---------- The data
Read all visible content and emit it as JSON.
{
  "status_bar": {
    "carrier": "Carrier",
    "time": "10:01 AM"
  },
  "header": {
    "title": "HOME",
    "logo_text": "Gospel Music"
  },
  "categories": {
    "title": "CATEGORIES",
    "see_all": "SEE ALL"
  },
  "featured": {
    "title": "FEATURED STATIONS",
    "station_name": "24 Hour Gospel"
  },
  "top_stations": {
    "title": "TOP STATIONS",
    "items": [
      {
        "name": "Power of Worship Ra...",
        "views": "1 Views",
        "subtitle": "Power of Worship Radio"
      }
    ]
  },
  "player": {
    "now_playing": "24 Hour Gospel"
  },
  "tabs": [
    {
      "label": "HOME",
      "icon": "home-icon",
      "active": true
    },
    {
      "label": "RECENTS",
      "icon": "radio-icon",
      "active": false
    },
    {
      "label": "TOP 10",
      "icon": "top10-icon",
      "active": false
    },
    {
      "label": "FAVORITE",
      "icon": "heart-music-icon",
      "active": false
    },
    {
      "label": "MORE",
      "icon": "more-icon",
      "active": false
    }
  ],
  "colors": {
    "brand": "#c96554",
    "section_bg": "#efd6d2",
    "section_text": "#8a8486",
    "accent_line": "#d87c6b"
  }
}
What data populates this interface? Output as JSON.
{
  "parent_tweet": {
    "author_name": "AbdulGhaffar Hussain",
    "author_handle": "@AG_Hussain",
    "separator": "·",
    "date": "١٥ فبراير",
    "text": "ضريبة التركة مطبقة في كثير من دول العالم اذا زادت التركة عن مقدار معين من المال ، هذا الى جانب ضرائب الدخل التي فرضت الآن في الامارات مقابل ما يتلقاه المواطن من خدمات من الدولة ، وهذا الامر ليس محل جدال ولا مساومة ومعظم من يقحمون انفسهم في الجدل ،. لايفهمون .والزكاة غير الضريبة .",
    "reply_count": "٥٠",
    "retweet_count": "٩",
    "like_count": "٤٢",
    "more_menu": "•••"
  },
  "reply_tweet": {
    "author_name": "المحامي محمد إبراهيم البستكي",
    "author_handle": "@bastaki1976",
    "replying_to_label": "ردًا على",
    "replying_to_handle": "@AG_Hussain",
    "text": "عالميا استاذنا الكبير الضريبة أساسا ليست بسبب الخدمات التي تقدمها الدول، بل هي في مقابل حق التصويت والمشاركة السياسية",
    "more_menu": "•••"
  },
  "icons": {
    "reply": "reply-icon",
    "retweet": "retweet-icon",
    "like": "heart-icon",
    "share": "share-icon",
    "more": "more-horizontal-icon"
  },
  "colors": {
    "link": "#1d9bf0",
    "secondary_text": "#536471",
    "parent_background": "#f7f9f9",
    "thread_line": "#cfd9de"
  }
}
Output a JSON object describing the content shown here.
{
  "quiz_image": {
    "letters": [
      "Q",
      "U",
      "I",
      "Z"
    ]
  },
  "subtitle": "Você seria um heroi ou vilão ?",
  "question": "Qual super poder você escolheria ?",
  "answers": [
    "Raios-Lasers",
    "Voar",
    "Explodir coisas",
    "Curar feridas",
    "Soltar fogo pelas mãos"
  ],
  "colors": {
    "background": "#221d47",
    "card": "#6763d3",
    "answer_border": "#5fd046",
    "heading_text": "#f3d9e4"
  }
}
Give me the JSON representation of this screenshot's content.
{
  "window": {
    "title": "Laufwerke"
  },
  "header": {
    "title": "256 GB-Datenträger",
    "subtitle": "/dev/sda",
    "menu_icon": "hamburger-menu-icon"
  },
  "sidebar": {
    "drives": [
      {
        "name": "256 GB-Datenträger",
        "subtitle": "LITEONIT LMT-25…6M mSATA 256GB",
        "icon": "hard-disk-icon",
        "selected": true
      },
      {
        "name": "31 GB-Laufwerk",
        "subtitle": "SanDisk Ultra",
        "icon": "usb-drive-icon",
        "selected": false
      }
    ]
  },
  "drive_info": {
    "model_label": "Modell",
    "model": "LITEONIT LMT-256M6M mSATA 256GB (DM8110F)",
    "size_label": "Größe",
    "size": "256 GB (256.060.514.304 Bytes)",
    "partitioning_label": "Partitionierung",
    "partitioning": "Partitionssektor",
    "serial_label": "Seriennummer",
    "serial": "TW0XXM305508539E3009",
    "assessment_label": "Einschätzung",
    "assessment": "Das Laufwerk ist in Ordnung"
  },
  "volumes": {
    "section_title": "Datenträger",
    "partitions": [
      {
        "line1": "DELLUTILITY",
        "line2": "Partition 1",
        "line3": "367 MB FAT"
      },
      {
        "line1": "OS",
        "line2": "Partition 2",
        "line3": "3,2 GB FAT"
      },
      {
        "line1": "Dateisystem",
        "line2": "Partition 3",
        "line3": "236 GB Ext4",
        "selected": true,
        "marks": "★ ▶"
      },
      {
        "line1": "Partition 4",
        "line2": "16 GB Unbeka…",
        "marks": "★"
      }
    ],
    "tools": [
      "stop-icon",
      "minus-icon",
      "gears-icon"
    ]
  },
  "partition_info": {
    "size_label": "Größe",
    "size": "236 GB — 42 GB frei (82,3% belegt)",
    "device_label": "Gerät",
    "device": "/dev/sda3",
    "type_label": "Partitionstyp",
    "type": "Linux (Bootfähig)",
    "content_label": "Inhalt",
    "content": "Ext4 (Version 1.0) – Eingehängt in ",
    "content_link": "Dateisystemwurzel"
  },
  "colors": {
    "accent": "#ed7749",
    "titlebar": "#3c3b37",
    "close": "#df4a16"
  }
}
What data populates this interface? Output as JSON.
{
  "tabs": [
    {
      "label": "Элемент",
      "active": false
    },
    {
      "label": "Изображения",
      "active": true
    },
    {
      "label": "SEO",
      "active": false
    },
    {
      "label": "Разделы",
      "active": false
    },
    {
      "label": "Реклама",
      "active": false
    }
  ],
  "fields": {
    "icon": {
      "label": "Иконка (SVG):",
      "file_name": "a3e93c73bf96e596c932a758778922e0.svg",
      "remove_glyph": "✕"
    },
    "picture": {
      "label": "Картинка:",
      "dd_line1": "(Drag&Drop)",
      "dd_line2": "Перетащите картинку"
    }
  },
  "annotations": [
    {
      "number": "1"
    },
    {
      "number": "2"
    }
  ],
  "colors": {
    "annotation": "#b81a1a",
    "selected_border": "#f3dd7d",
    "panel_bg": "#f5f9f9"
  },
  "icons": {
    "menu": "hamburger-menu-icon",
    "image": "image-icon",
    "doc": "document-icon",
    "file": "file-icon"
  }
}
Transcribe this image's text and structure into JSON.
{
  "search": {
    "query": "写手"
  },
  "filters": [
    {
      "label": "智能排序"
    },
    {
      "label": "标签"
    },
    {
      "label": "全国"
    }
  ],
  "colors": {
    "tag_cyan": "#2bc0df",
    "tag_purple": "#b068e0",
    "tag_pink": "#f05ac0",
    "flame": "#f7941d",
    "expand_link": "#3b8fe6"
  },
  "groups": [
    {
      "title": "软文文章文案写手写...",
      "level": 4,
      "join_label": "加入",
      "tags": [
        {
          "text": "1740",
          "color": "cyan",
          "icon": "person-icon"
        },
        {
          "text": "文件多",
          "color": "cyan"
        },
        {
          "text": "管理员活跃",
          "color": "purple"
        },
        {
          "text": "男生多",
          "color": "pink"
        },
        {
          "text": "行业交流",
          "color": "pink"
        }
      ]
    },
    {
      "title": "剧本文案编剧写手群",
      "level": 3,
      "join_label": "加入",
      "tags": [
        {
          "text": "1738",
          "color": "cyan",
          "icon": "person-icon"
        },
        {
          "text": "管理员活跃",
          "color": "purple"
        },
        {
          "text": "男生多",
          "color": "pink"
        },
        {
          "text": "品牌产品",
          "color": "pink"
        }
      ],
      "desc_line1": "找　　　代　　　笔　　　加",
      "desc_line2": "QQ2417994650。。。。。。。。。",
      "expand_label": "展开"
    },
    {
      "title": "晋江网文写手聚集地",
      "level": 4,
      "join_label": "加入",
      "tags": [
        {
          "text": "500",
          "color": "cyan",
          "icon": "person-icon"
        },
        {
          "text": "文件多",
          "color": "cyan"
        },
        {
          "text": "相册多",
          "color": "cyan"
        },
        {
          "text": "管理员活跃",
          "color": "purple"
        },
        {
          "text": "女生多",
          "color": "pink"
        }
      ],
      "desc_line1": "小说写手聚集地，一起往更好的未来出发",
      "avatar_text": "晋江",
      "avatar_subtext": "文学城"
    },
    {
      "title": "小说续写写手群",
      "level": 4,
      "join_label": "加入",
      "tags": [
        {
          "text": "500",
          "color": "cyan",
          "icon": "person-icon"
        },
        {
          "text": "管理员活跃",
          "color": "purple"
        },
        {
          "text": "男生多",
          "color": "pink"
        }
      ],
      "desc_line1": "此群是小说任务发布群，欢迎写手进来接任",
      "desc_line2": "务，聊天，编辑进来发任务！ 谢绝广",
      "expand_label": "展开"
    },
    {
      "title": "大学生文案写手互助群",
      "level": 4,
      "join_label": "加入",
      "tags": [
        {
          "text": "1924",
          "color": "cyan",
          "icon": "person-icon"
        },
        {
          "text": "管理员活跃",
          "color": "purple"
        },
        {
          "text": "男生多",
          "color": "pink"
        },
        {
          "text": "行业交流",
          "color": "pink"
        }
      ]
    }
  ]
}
--------------------
What you need to do: Report only how many lines in the listing contain the string "mSATA".

Finished answer: 2